課題の要件:
[a] 科学博物館とドキュメンタリーについての文章を読み、次の問いに答えなさい。
(i) 有名な科学博物館として挙げられている二つの施設は何か。
(ii) 日本で有名なドキュメンタリーとして挙げられている番組は何か。
(iii) 筆者が「ちょっと悲しい」と述べているのはどんなことか。
[b] 科学博物館とドキュメンタリーについての文章に、最後の文に続く部分を書き足しなさい。

文書の抜粋:
有名なのでいえば国立科学博物館や科学未来館などでしょうか。こういった科学博物館の存在は、その国の科学教育のレベルの高さを示していると、個人的には思っています。根拠もデータもない、完全な私見です。
https://www.kahaku.go.jp
https://www.miraikan.jst.go.jp
 ただ大人も子供も、本当に見て体験してほしいと思っています。またそれぞれの地方にもこういった科学博物館が存在するようです。科学博物館の存在は今後の日本の科学教育のためにも重要なのでどんどん発展していってほしいです。
5)ドキュメンタリー
 ネットフリックスなどで見ることのできるドキュメンタリー番組が良いですね!また日本ではNHKスペシャルのシリーズ人体などが有名です。わたしもネットフリックスやNHKでドキュメンタリーをよくみます。ちょっと悲しいのが、民放ではあまり科学ドキュメンタリーがないことです。民放のほうが若い世代が見ることが多いと思うので、もっと制作してほしいと思っています。

提供データ:

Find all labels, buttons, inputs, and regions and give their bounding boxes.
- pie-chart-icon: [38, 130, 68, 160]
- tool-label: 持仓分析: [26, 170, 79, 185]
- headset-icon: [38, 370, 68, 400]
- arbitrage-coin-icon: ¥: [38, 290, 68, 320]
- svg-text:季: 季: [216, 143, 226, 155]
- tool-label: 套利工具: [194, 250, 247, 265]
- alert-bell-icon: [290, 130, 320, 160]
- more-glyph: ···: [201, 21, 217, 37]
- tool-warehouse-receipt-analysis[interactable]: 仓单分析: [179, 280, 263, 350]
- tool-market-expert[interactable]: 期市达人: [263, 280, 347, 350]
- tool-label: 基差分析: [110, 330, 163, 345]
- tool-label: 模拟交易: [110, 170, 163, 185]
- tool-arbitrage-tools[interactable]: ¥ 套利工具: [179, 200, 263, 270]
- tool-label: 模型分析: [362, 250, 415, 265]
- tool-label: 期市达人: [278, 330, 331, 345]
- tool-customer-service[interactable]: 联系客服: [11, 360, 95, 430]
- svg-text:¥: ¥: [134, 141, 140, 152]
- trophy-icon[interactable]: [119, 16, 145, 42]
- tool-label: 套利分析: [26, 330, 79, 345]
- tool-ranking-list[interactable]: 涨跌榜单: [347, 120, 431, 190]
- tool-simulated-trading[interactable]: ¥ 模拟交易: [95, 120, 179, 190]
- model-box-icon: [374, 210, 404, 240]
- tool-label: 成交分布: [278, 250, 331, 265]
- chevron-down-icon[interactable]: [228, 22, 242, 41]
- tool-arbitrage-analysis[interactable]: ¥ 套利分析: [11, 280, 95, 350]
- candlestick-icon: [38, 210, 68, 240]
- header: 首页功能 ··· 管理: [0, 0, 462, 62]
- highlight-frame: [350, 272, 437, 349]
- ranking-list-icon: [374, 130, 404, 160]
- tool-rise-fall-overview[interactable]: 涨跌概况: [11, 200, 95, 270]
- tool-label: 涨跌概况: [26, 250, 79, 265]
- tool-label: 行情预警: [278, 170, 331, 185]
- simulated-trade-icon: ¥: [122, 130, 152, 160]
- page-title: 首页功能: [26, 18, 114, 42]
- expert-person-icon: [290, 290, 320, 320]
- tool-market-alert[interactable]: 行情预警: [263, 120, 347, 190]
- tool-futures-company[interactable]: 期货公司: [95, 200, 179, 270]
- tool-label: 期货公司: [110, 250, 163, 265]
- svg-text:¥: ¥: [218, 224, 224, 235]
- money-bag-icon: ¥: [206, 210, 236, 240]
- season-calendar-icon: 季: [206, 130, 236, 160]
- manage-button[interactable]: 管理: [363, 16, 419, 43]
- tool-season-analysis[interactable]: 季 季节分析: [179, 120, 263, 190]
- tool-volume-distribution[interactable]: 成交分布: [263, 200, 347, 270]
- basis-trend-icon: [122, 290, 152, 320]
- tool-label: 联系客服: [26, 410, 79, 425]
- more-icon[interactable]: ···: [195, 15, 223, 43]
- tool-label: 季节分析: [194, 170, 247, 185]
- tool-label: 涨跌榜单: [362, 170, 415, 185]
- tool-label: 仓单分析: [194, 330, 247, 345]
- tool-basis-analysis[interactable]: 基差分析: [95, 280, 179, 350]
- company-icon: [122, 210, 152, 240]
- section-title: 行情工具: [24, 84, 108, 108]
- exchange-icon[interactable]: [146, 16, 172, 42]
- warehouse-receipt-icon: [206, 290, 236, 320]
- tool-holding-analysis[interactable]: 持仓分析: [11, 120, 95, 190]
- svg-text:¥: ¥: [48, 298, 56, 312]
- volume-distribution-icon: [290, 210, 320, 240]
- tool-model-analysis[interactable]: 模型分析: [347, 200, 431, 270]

解答:
[a]
(i) 国立科学博物館と科学未来館
(ii) NHKスペシャルのシリーズ人体
(iii) 民放ではあまり科学ドキュメンタリーがないこと

[b]
6)YouTube
 正直、YouTubeは苦手で(完全におじさんですね・・・)、科学関連のYouTubeはまだしっかりと見たことがありません。しかし軽く検索しても色々出てきますね。大学教授の講義などの動画も公開されており、大学に行かなくても色々と勉強できそうです。ただ2)の本のところでもありましたが、こちらも正しい科学の知識を説明しているものとそうでないものがありそうで、注意が必要ですね。
7)専門書 
 いわゆる研究者の卵と呼ばれる大学生や大学院生の教科書です。以前、ヨーロッパの非英語圏で少しだけ仕事をしていたことがありました。そのとき、私が日本語の教科書を読んでいると、周りの研究者たちが興味深そうに見ていました。彼ら/彼女らの国には母国語で書かれた生物の教科書はないからです!このように、教科書が母国語で書かれておらず、英語で教科書を読むしかない国は結構あるようです。日本の本の文化は非常に素晴らしく、翻訳のレベルも高いです。ハードルが少し高いですが、外国に比べて恵まれているこの状況を活かして、頑張ってチャレンジしてみるのも良いかもしれません。
8)論文
 研究者の研究の成果、そして最先端の科学がつまっているのが、論文です。論文を読むのはかなりハードルが高いです。その理由として以下の3つがあります。
①英語で書かれていることが多い。
 科学の世界では共通言語として英語を使います。そのためほとんどの論文は英語で書かれてあります。しかも論文に書かれている英語はあまり普段しゃべるような書き方ではないので、ビジネス英語が得意な人でも中身を理解するのは難しいかもしれません。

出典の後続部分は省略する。